╔══

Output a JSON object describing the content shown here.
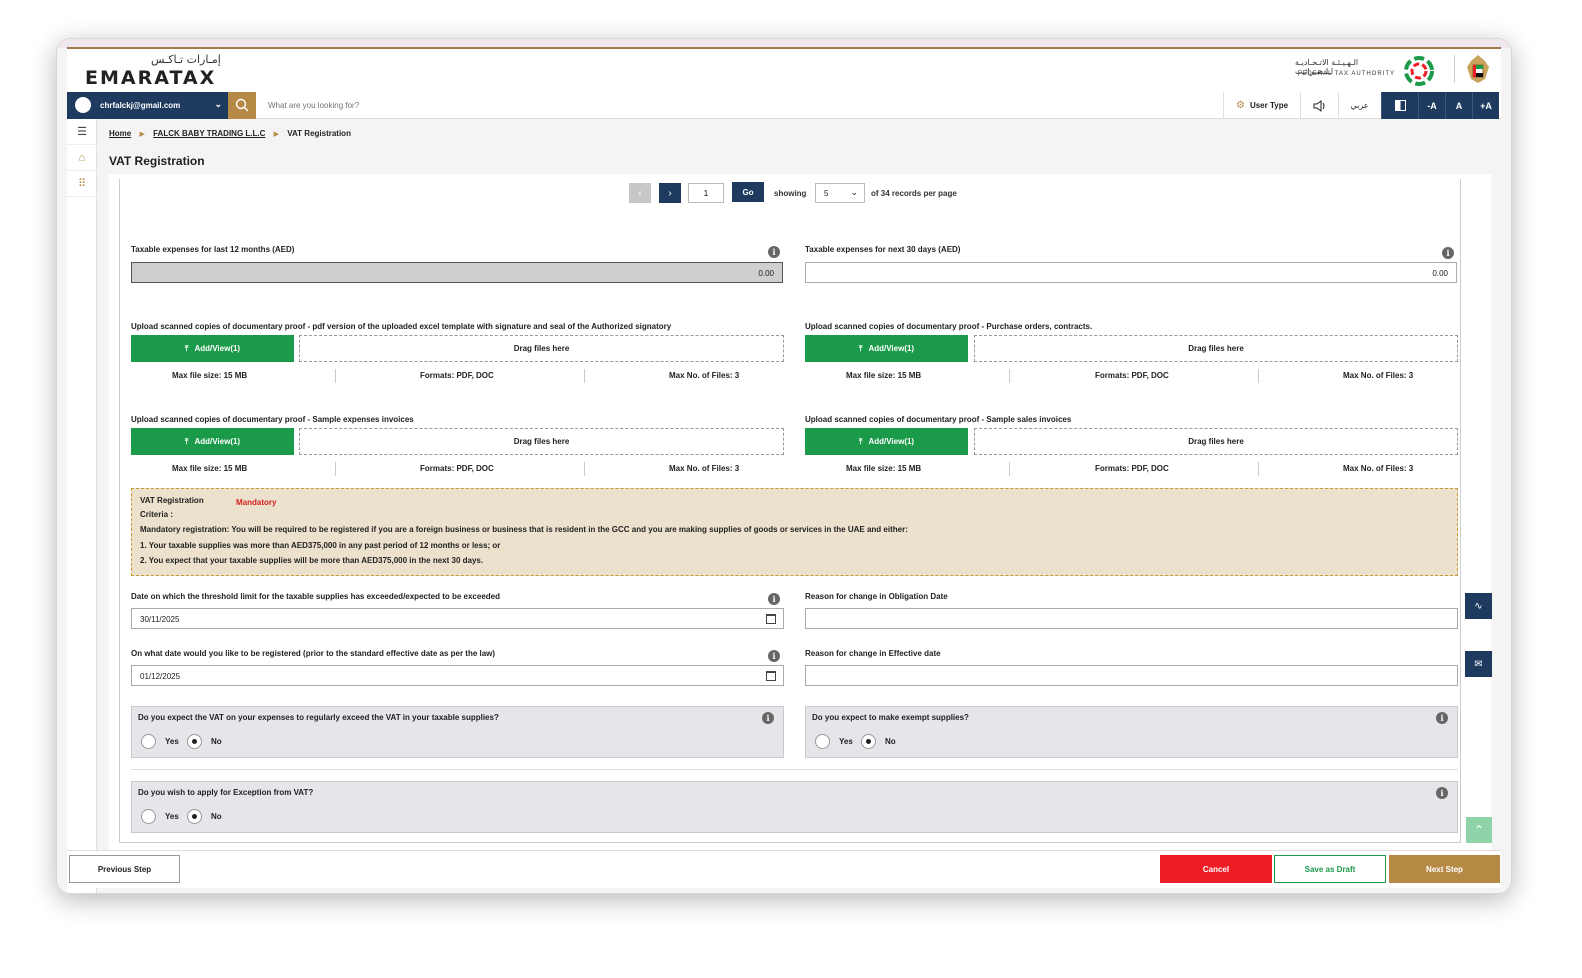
{
  "brand": {
    "logo_ar": "إمـارات تـاكـس",
    "logo_en": "EMARATAX",
    "fta_ar": "الـهـيـئـة الاتـحـاديـة لـلـضـرائـب",
    "fta_en": "FEDERAL TAX AUTHORITY"
  },
  "nav": {
    "user_email": "chrfalckj@gmail.com",
    "search_placeholder": "What are you looking for?",
    "user_type": "User Type",
    "lang": "عربي",
    "font_decrease": "-A",
    "font_normal": "A",
    "font_increase": "+A"
  },
  "breadcrumb": {
    "home": "Home",
    "company": "FALCK BABY TRADING L.L.C",
    "current": "VAT Registration"
  },
  "page_title": "VAT Registration",
  "pager": {
    "page": "1",
    "go": "Go",
    "showing": "showing",
    "per_page": "5",
    "records_text": "of 34 records per page"
  },
  "expenses": {
    "last12_label": "Taxable expenses for last 12 months (AED)",
    "last12_value": "0.00",
    "next30_label": "Taxable expenses for next 30 days (AED)",
    "next30_value": "0.00"
  },
  "uploads": [
    {
      "label": "Upload scanned copies of documentary proof - pdf version of the uploaded excel template with signature and seal of the Authorized signatory",
      "button": "Add/View(1)",
      "drop": "Drag files here",
      "max_size": "Max file size: 15 MB",
      "formats": "Formats: PDF, DOC",
      "max_files": "Max No. of Files: 3"
    },
    {
      "label": "Upload scanned copies of documentary proof - Purchase orders, contracts.",
      "button": "Add/View(1)",
      "drop": "Drag files here",
      "max_size": "Max file size: 15 MB",
      "formats": "Formats: PDF, DOC",
      "max_files": "Max No. of Files: 3"
    },
    {
      "label": "Upload scanned copies of documentary proof - Sample expenses invoices",
      "button": "Add/View(1)",
      "drop": "Drag files here",
      "max_size": "Max file size: 15 MB",
      "formats": "Formats: PDF, DOC",
      "max_files": "Max No. of Files: 3"
    },
    {
      "label": "Upload scanned copies of documentary proof - Sample sales invoices",
      "button": "Add/View(1)",
      "drop": "Drag files here",
      "max_size": "Max file size: 15 MB",
      "formats": "Formats: PDF, DOC",
      "max_files": "Max No. of Files: 3"
    }
  ],
  "notice": {
    "title": "VAT Registration",
    "status": "Mandatory",
    "criteria": "Criteria :",
    "line1": "Mandatory registration: You will be required to be registered if you are a foreign business or business that is resident in the GCC and you are making supplies of goods or services in the UAE and either:",
    "line2": "1. Your taxable supplies was more than AED375,000 in any past period of 12 months or less; or",
    "line3": "2. You expect that your taxable supplies will be more than AED375,000 in the next 30 days."
  },
  "dates": {
    "threshold_label": "Date on which the threshold limit for the taxable supplies has exceeded/expected to be exceeded",
    "threshold_value": "30/11/2025",
    "obligation_reason_label": "Reason for change in Obligation Date",
    "register_label": "On what date would you like to be registered (prior to the standard effective date as per the law)",
    "register_value": "01/12/2025",
    "effective_reason_label": "Reason for change in Effective date"
  },
  "questions": {
    "q1": "Do you expect the VAT on your expenses to regularly exceed the VAT in your taxable supplies?",
    "q2": "Do you expect to make exempt supplies?",
    "q3": "Do you wish to apply for Exception from VAT?",
    "yes": "Yes",
    "no": "No"
  },
  "footer": {
    "previous": "Previous Step",
    "cancel": "Cancel",
    "save_draft": "Save as Draft",
    "next": "Next Step"
  },
  "colors": {
    "navy": "#1f3a5f",
    "gold": "#b68a45",
    "green": "#1b9a4a",
    "red": "#ee1c25",
    "notice_bg": "#ece1cd"
  }
}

╚══

- The request: Output every entry word for word, but omit the pictures.

- Answer in full:
Output a JSON object describing the content shown here.
{
  "brand": {
    "logo_ar": "إمـارات تـاكـس",
    "logo_en": "EMARATAX",
    "fta_ar": "الـهـيـئـة الاتـحـاديـة لـلـضـرائـب",
    "fta_en": "FEDERAL TAX AUTHORITY"
  },
  "nav": {
    "user_email": "chrfalckj@gmail.com",
    "search_placeholder": "What are you looking for?",
    "user_type": "User Type",
    "lang": "عربي",
    "font_decrease": "-A",
    "font_normal": "A",
    "font_increase": "+A"
  },
  "breadcrumb": {
    "home": "Home",
    "company": "FALCK BABY TRADING L.L.C",
    "current": "VAT Registration"
  },
  "page_title": "VAT Registration",
  "pager": {
    "page": "1",
    "go": "Go",
    "showing": "showing",
    "per_page": "5",
    "records_text": "of 34 records per page"
  },
  "expenses": {
    "last12_label": "Taxable expenses for last 12 months (AED)",
    "last12_value": "0.00",
    "next30_label": "Taxable expenses for next 30 days (AED)",
    "next30_value": "0.00"
  },
  "uploads": [
    {
      "label": "Upload scanned copies of documentary proof - pdf version of the uploaded excel template with signature and seal of the Authorized signatory",
      "button": "Add/View(1)",
      "drop": "Drag files here",
      "max_size": "Max file size: 15 MB",
      "formats": "Formats: PDF, DOC",
      "max_files": "Max No. of Files: 3"
    },
    {
      "label": "Upload scanned copies of documentary proof - Purchase orders, contracts.",
      "button": "Add/View(1)",
      "drop": "Drag files here",
      "max_size": "Max file size: 15 MB",
      "formats": "Formats: PDF, DOC",
      "max_files": "Max No. of Files: 3"
    },
    {
      "label": "Upload scanned copies of documentary proof - Sample expenses invoices",
      "button": "Add/View(1)",
      "drop": "Drag files here",
      "max_size": "Max file size: 15 MB",
      "formats": "Formats: PDF, DOC",
      "max_files": "Max No. of Files: 3"
    },
    {
      "label": "Upload scanned copies of documentary proof - Sample sales invoices",
      "button": "Add/View(1)",
      "drop": "Drag files here",
      "max_size": "Max file size: 15 MB",
      "formats": "Formats: PDF, DOC",
      "max_files": "Max No. of Files: 3"
    }
  ],
  "notice": {
    "title": "VAT Registration",
    "status": "Mandatory",
    "criteria": "Criteria :",
    "line1": "Mandatory registration: You will be required to be registered if you are a foreign business or business that is resident in the GCC and you are making supplies of goods or services in the UAE and either:",
    "line2": "1. Your taxable supplies was more than AED375,000 in any past period of 12 months or less; or",
    "line3": "2. You expect that your taxable supplies will be more than AED375,000 in the next 30 days."
  },
  "dates": {
    "threshold_label": "Date on which the threshold limit for the taxable supplies has exceeded/expected to be exceeded",
    "threshold_value": "30/11/2025",
    "obligation_reason_label": "Reason for change in Obligation Date",
    "register_label": "On what date would you like to be registered (prior to the standard effective date as per the law)",
    "register_value": "01/12/2025",
    "effective_reason_label": "Reason for change in Effective date"
  },
  "questions": {
    "q1": "Do you expect the VAT on your expenses to regularly exceed the VAT in your taxable supplies?",
    "q2": "Do you expect to make exempt supplies?",
    "q3": "Do you wish to apply for Exception from VAT?",
    "yes": "Yes",
    "no": "No"
  },
  "footer": {
    "previous": "Previous Step",
    "cancel": "Cancel",
    "save_draft": "Save as Draft",
    "next": "Next Step"
  },
  "colors": {
    "navy": "#1f3a5f",
    "gold": "#b68a45",
    "green": "#1b9a4a",
    "red": "#ee1c25",
    "notice_bg": "#ece1cd"
  }
}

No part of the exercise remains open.